#### やること:
(1) 本文のうち「Ross Cartwright」を含む箇所から始め、「が当面続く可能性があります。」で終わる部分を、「関税」を「輸入規制」に差し替えて書き出すこと。
(2) 次の記述(a)〜(c)が本文の内容と合っているか、それぞれ「はい」か「いいえ」で答え、判断の決め手となる本文の語句をそのまま引用すること。
(a) 米ドルはすでに大幅に下落している。
(b) インフレへの影響は長期にわたると見込まれている。
(c) センチメント指標は改善している。
(3) 本文を2文で要約すること。

#### 抜粋本文:
本稿では、不確実な市場環境がもたらし得る投資機会と選別投資の必要性について解説します。

執筆者

Ross Cartwright
リード・ストラテジストストラテジー・アンド・インサイト・グループ

何が起こったのか? マクロ経済の下振れリスクが高まる

米国の関税導入を受け、既に高まっていた地政学的懸念がさらに増大しています。それに伴い、経済成長とインフレ期待だけでなく、財政政策にも劇的な変化が生じています。さらには米国資産への信頼が損なわれ、外国資本が流出する可能性もあり、その裏付けとしてすでに米ドルが大幅に下落しています。

インフレへの影響は一時的にとどまる可能性が高い一方で、世界経済成長への影響が強く懸念されます。センチメント指標は明らかに後退しており、経済指標には、企業や消費者の関税を見越した対応による影響が当面続く可能性があります。

#### 提供データ:

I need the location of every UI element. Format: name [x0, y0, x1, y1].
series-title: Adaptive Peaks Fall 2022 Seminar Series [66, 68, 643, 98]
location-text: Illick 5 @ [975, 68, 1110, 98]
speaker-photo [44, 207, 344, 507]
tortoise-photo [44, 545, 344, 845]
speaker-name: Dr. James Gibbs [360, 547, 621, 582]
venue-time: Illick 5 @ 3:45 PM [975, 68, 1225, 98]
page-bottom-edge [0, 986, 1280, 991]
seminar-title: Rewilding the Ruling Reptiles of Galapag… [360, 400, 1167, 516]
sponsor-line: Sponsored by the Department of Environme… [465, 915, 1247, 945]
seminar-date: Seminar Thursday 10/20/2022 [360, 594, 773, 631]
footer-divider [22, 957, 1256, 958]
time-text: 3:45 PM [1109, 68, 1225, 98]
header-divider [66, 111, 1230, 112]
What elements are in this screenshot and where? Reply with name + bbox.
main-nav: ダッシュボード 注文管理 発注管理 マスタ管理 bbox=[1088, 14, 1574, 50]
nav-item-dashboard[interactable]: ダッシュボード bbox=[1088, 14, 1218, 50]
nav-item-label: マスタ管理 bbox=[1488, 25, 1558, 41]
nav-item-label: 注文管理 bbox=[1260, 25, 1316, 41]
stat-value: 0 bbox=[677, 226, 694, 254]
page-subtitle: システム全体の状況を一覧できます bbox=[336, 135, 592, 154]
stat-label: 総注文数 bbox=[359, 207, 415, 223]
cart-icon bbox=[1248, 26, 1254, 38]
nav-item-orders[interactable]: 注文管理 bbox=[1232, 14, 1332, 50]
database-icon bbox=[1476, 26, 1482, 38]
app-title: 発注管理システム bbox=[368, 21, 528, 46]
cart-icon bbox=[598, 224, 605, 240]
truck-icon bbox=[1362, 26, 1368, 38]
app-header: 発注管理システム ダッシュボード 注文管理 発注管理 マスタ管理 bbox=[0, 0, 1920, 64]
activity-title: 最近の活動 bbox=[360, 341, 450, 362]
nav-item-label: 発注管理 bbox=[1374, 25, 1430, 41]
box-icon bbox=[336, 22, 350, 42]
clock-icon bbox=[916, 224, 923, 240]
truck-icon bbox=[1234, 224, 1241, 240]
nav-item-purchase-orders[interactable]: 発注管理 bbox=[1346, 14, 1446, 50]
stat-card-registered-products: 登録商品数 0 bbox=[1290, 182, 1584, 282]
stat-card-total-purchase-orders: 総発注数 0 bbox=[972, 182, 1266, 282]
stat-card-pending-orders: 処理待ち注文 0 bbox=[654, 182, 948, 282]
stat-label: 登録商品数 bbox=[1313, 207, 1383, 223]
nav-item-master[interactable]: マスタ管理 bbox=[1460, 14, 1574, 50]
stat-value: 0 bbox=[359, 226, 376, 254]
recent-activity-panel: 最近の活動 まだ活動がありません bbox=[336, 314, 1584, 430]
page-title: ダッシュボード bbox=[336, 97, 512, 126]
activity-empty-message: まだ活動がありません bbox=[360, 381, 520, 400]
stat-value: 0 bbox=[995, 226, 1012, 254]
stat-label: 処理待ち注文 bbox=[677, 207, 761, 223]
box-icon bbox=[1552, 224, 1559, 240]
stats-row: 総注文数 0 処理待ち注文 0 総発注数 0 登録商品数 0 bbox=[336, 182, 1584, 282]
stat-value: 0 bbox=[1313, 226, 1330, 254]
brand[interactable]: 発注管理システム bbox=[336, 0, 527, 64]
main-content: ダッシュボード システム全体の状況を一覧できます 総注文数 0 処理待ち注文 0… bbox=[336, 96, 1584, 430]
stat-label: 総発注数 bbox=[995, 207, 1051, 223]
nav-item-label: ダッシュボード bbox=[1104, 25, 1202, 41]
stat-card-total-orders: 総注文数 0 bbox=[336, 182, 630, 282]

#### 解答例:
(1)
Ross Cartwright
リード・ストラテジストストラテジー・アンド・インサイト・グループ

何が起こったのか? マクロ経済の下振れリスクが高まる

米国の輸入規制導入を受け、既に高まっていた地政学的懸念がさらに増大しています。それに伴い、経済成長とインフレ期待だけでなく、財政政策にも劇的な変化が生じています。さらには米国資産への信頼が損なわれ、外国資本が流出する可能性もあり、その裏付けとしてすでに米ドルが大幅に下落しています。

インフレへの影響は一時的にとどまる可能性が高い一方で、世界経済成長への影響が強く懸念されます。センチメント指標は明らかに後退しており、経済指標には、企業や消費者の輸入規制を見越した対応による影響が当面続く可能性があります。

(2)
(a) はい。「すでに米ドルが大幅に下落しています」
(b) いいえ。「インフレへの影響は一時的にとどまる可能性が高い」
(c) いいえ。「センチメント指標は明らかに後退しており」

(3) 米国の関税導入で地政学的懸念が増大し、経済成長やインフレ期待、財政政策に劇的な変化が生じ、米ドルもすでに大幅に下落している。インフレへの影響は一時的にとどまる可能性が高い一方、世界経済成長への影響が強く懸念され、センチメント指標は明らかに後退している。